═════ Extracted information ═════

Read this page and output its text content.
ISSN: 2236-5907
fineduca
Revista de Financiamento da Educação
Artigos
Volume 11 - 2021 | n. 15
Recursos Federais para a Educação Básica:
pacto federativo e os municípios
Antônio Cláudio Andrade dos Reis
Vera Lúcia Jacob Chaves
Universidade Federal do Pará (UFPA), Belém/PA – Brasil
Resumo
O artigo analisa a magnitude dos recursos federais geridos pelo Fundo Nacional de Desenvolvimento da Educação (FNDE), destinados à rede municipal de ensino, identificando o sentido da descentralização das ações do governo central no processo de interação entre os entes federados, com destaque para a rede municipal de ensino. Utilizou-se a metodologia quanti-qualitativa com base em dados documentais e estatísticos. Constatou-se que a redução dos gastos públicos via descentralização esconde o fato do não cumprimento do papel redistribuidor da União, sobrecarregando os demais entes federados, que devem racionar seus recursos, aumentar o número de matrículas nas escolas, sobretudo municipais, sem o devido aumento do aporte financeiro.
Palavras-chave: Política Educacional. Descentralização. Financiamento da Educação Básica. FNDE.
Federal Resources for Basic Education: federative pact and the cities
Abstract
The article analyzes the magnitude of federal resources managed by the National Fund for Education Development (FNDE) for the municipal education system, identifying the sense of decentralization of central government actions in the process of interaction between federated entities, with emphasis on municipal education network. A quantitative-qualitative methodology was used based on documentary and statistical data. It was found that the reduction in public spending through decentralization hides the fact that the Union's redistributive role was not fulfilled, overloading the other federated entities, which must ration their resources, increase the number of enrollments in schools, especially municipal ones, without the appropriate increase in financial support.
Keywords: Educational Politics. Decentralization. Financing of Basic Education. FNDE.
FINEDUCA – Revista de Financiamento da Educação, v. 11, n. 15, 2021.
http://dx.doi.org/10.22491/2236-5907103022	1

═════
═════ Extracted information ═════

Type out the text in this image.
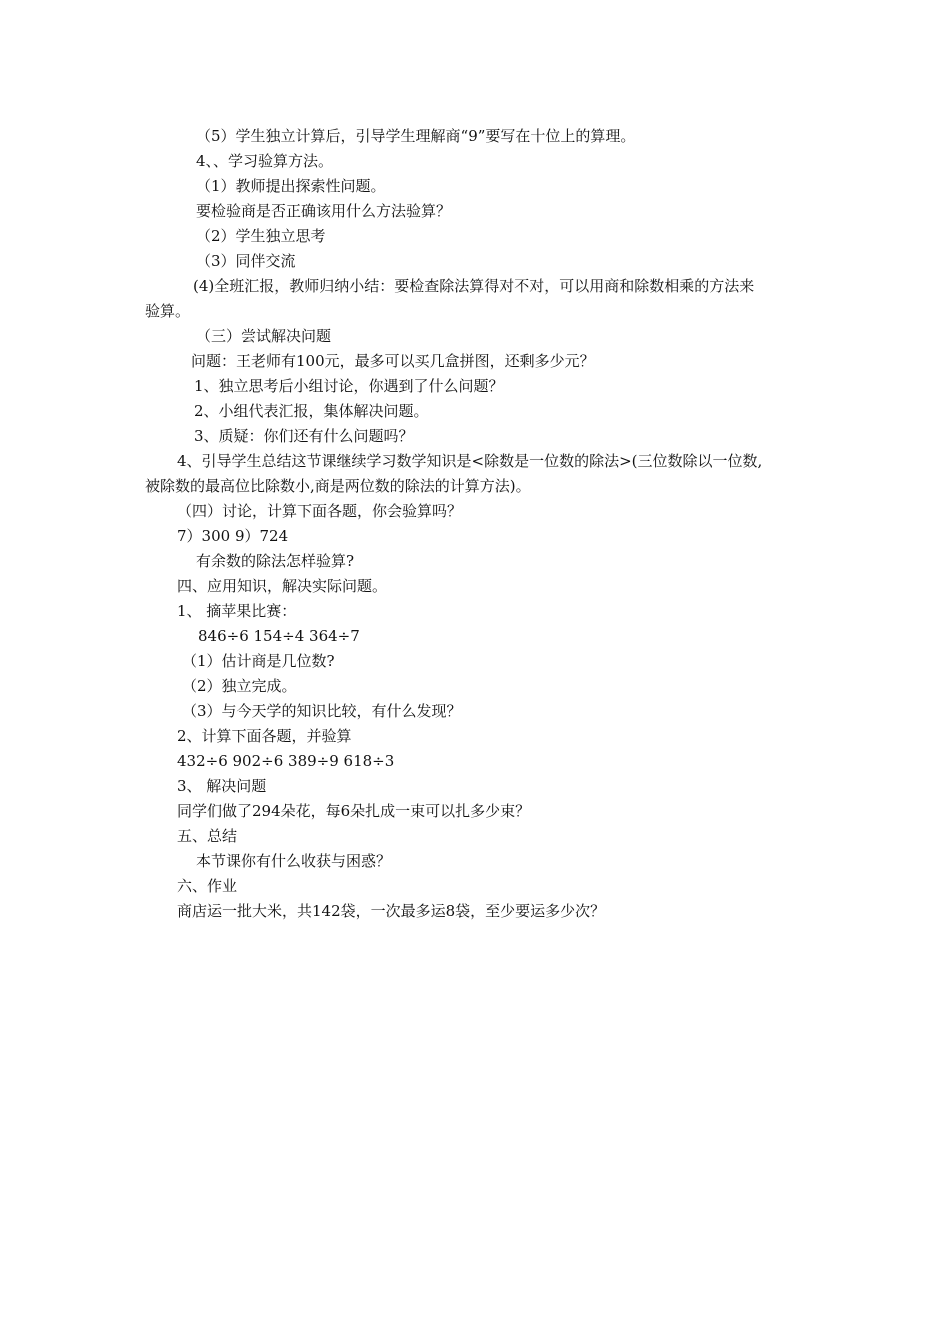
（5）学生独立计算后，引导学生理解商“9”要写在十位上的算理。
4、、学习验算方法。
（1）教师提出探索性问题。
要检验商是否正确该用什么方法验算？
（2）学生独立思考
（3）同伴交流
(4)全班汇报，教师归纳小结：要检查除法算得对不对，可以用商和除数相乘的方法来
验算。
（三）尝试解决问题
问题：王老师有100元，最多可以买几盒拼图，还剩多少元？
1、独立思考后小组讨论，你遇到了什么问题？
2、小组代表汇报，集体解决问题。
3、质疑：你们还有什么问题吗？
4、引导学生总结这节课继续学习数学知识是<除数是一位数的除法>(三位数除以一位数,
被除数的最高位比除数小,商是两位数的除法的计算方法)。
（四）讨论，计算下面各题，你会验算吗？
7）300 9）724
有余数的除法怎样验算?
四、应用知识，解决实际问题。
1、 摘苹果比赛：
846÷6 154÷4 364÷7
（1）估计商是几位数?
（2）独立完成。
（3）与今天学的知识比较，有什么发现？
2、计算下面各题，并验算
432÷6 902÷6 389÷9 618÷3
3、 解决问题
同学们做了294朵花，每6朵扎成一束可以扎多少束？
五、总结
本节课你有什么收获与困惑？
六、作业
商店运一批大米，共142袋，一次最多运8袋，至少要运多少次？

═════
═════ Extracted information ═════

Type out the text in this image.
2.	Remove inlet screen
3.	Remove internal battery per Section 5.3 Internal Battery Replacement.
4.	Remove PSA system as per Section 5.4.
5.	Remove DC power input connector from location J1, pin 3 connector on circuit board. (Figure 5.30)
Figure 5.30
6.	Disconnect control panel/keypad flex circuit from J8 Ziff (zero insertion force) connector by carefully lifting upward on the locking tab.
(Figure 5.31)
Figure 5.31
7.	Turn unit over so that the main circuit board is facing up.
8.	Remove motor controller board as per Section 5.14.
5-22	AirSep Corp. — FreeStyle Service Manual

═════

**Task to complete**
Identify every line above that includes the word "Section", and show those lines.

**Completed task**
3.	Remove internal battery per Section 5.3 Internal Battery Replacement.
4.	Remove PSA system as per Section 5.4.
8.	Remove motor controller board as per Section 5.14.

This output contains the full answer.